# EXERCISE INSTRUCTIONS
In the forum post below about an IPsec tunnel that keeps dropping, which device is the only one performing NAT on the traffic?

Hi All,
Currently having an issue where an IPsec tunnel just keeps dropping for a few minutes maybe once or twice a night and its causing the client to ring everyday(client is monitoring a device in a remote location and gets alerts when the device is not contactable after 1min).
The tunnel is established between 2 Cisco ISR's. Is configured to be a hub-spoke topology. I believe the spoke to be the cause of the issue because when we switch the spoke over to 4G/LTE(instead of fibre) it doesn't drop at all.
Here's where it gets more complicated then your basic IPsec setup(well it is for me anyway) - The spoke is behind another ISR and that ISR is behind a Sophos Firewall. As below
SpokeISR > SiteISR > SophosFW(NAT) > - - Internet - - < HubISR
The Sophos is the only thing that is NATing traffic, the SiteISR is just routing without any NAT(has private IP between the Sophos and itself).
I've tried tuning (spokeISR) the NAT keepalives and the DPD settings but it hasn't made any difference what so ever. Not to mention i don't believe it would do anything anyway as its not NATing.
I have a feeling that the Sophos Firewall is the issue and I'm not sure how to prove it via logs or anything as of yet - i was going to try extending the NAT time on the Sophos to see if that worked - also entering some Static NAT, but the Sophos is already handling IPsec tunnels for itself and don't know if that would work.
Hoping someone with more understanding of IPsec tunnels and NAT would have an idea of why this might be happening or be able to point me in the right direction. I have posted the crypto section of each site to show what they are currently - Also the logs from the HUB when the dropout occurs - if there is anymore information i can provide please let me know :)

# MATERIAL PROVIDED
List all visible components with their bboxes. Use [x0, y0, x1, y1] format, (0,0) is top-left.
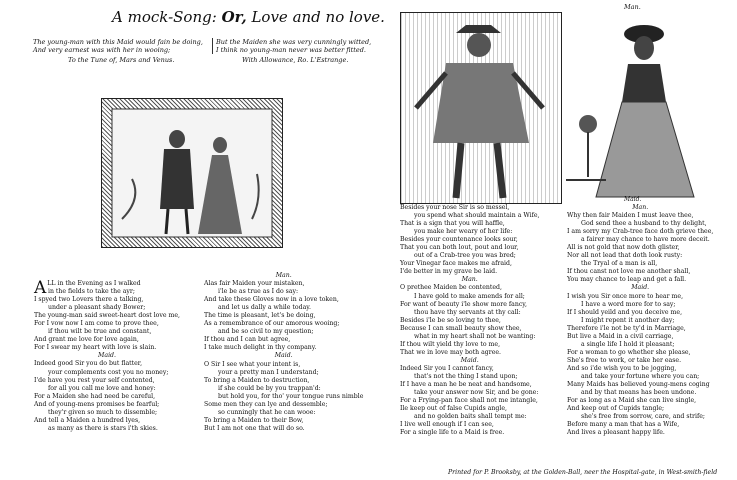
verse-line: To bring a Maiden to their Bow,: [204, 416, 304, 424]
verse-line: for all you call me love and honey:: [48, 384, 156, 392]
verse-line: For want of beauty i'le show more fancy,: [400, 300, 527, 308]
verse-line: Your Vinegar face makes me afraid,: [400, 260, 512, 268]
verse-line: I wish you Sir once more to hear me,: [567, 292, 684, 300]
man-figure-icon: [401, 13, 561, 203]
verse-line: in the fields to take the ayr;: [48, 288, 135, 296]
verse-line: For as long as a Maid she can live single,: [567, 397, 697, 405]
verse-line: the Tryal of a man is all,: [581, 260, 658, 268]
verse-line: Besides your countenance looks sour,: [400, 236, 518, 244]
subtitle-right-line: I think no young-man never was better fitted.: [216, 46, 366, 54]
verse-line: if she could be by you trappan'd:: [218, 384, 321, 392]
verse-line: For I vow now I am come to prove thee,: [34, 320, 159, 328]
verse-line: and be so civil to my question;: [218, 328, 314, 336]
speaker-heading: Man.: [275, 272, 292, 279]
verse-line: If I should yeild and you deceive me,: [567, 308, 683, 316]
verse-line: Why then fair Maiden I must leave thee,: [567, 212, 694, 220]
verse-line: God send thee a husband to thy delight,: [581, 220, 707, 228]
verse-line: That we in love may both agree.: [400, 348, 501, 356]
verse-line: And lives a pleasant happy life.: [567, 429, 665, 437]
verse-line: and no golden baits shall tempt me:: [414, 413, 527, 421]
woodcut-maid: [566, 12, 702, 202]
speaker-heading: Man.: [632, 204, 649, 211]
verse-line: but hold you, for tho' your tongue runs nimble: [218, 392, 364, 400]
verse-line: She's free to work, or take her ease.: [567, 356, 682, 364]
verse-line: The young-man said sweet-heart dost love me,: [34, 312, 181, 320]
speaker-heading: Maid.: [460, 356, 479, 364]
verse-line: That is a sign that you will haffle,: [400, 220, 505, 228]
verse-line: I live well enough if I can see,: [400, 421, 494, 429]
verse-line: For I swear my heart with love is slain.: [34, 344, 157, 352]
verse-column-1: [34, 280, 180, 433]
speaker-heading: Maid.: [98, 352, 116, 360]
verse-line: For a Frying-pan face shall not me intangle,: [400, 397, 538, 405]
verse-line: LL in the Evening as I walked: [47, 280, 141, 287]
speaker-heading: Maid.: [631, 284, 650, 292]
verse-line: Many Maids has believed young-mens coging: [567, 381, 710, 389]
subtitle-left: [33, 38, 203, 54]
verse-column-3: [400, 204, 540, 437]
verse-line: The time is pleasant, let's be doing,: [204, 312, 316, 320]
verse-line: I am sorry my Crab-tree face doth grieve thee,: [567, 228, 714, 236]
verse-line: If thou canst not love me another shall,: [567, 268, 691, 276]
verse-line: Therefore i'le not be ty'd in Marriage,: [567, 324, 686, 332]
verse-line: Before many a man that has a Wife,: [567, 421, 680, 429]
verse-line: take your answer now Sir, and be gone:: [414, 389, 539, 397]
verse-line: I might repent it another day;: [581, 316, 675, 324]
verse-line: To bring a Maiden to destruction,: [204, 376, 310, 384]
verse-column-2: [204, 272, 363, 433]
verse-line: And so i'de wish you to be jogging,: [567, 364, 677, 372]
speaker-heading: Maid.: [274, 352, 293, 360]
verse-line: O Sir I see what your intent is,: [204, 360, 301, 368]
verse-line: a fairer may chance to have more deceit.: [581, 236, 710, 244]
ballad-title: [112, 8, 385, 26]
verse-line: Because I can small beauty show thee,: [400, 324, 522, 332]
subtitle-right: [212, 38, 371, 54]
verse-line: All is not gold that now doth glister,: [567, 244, 680, 252]
verse-line: you make her weary of her life:: [414, 228, 513, 236]
verse-line: your a pretty man I understand;: [218, 368, 319, 376]
verse-line: And keep out of Cupids tangle;: [567, 405, 665, 413]
verse-line: You may chance to leap and get a fall.: [567, 276, 687, 284]
verse-line: O prethee Maiden be contented,: [400, 284, 502, 292]
verse-line: out of a Crab-tree you was bred;: [414, 252, 516, 260]
verse-line: Nor all not lead that doth look rusty:: [567, 252, 683, 260]
verse-line: Besides your nose Sir is so messel,: [400, 204, 510, 211]
verse-line: thou have thy servants at thy call:: [414, 308, 521, 316]
allowance-line: With Allowance, Ro. L'Estrange.: [242, 56, 349, 64]
verse-column-4: [567, 204, 713, 437]
verse-line: a single life I hold it pleasant;: [581, 340, 675, 348]
verse-line: I spyed two Lovers there a talking,: [34, 296, 144, 304]
verse-line: and take your fortune where you can;: [581, 372, 700, 380]
verse-line: If thou and I can but agree,: [204, 336, 291, 344]
verse-line: Ile keep out of false Cupids angle,: [400, 405, 507, 413]
verse-line: And of young-mens promises be fearful;: [34, 400, 160, 408]
title-bold: Or,: [221, 8, 247, 26]
verse-line: I have gold to make amends for all;: [414, 292, 525, 300]
verse-line: i'le be as true as I do say:: [218, 288, 299, 296]
speaker-heading: Man.: [461, 276, 478, 284]
printer-imprint: Printed for P. Brooksby, at the Golden-Ball, neer the Hospital-gate, in West-smith-field: [448, 469, 718, 476]
verse-line: Besides i'le be so loving to thee,: [400, 316, 501, 324]
verse-line: she's free from sorrow, care, and strife;: [581, 413, 705, 421]
verse-line: For a woman to go whether she please,: [567, 348, 691, 356]
subtitle-left-line: And very earnest was with her in wooing;: [33, 46, 171, 54]
verse-line: Some men they can lye and dessemble;: [204, 400, 328, 408]
verse-line: if thou wilt be true and constant,: [48, 328, 152, 336]
verse-line: so cunningly that he can wooe:: [218, 408, 316, 416]
verse-line: And tell a Maiden a hundred lyes,: [34, 416, 141, 424]
verse-line: Indeed Sir you I cannot fancy,: [400, 364, 494, 372]
verse-line: As a remembrance of our amorous wooing;: [204, 320, 340, 328]
verse-line: your complements cost you no money;: [48, 368, 169, 376]
verse-line: that's not the thing I stand upon;: [414, 372, 518, 380]
drop-cap: A: [34, 278, 47, 298]
woodcut-man: [400, 12, 562, 204]
verse-line: That you can both lout, pout and lour,: [400, 244, 519, 252]
verse-line: And take these Gloves now in a love token,: [204, 296, 339, 304]
verse-line: and let us dally a while today.: [218, 304, 311, 312]
verse-line: Indeed good Sir you do but flatter,: [34, 360, 143, 368]
verse-line: But I am not one that will do so.: [204, 424, 305, 432]
woodcut-couple: [101, 98, 283, 248]
verse-line: you spend what should maintain a Wife,: [414, 212, 540, 220]
woodcut-man-caption: Man.: [624, 3, 641, 11]
verse-line: as many as there is stars i'th skies.: [48, 424, 158, 432]
maid-figure-icon: [566, 12, 702, 202]
verse-line: For a single life to a Maid is free.: [400, 429, 505, 437]
verse-line: they'r given so much to dissemble;: [48, 408, 158, 416]
subtitle-left-line: The young-man with this Maid would fain be doing,: [33, 38, 203, 46]
verse-line: I have a word more for to say;: [581, 300, 676, 308]
verse-line: what in my heart shall not be wanting:: [414, 332, 536, 340]
woodcut-maid-caption: Maid.: [624, 196, 642, 203]
verse-line: and by that means has been undone.: [581, 389, 697, 397]
couple-figures-icon: [102, 99, 282, 247]
verse-line: Alas fair Maiden your mistaken,: [204, 280, 305, 288]
verse-line: If I have a man he be neat and handsome,: [400, 381, 532, 389]
title-main: A mock-Song:: [112, 8, 217, 26]
verse-line: I'de have you rest your self contented,: [34, 376, 155, 384]
verse-line: And grant me love for love again,: [34, 336, 139, 344]
title-rest: Love and no love.: [251, 8, 385, 26]
verse-line: under a pleasant shady Bower;: [48, 304, 146, 312]
verse-line: But live a Maid in a civil carriage,: [567, 332, 674, 340]
verse-line: I'de better in my grave be laid.: [400, 268, 498, 276]
tune-line: To the Tune of, Mars and Venus.: [68, 56, 175, 64]
verse-line: I take much delight in thy company.: [204, 344, 317, 352]
subtitle-right-line: But the Maiden she was very cunningly witted,: [216, 38, 372, 46]
verse-line: For a Maiden she had need be careful,: [34, 392, 156, 400]
verse-line: If thou wilt yield thy love to me,: [400, 340, 501, 348]
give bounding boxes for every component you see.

# TASK OUTPUT
The Sophos Firewall.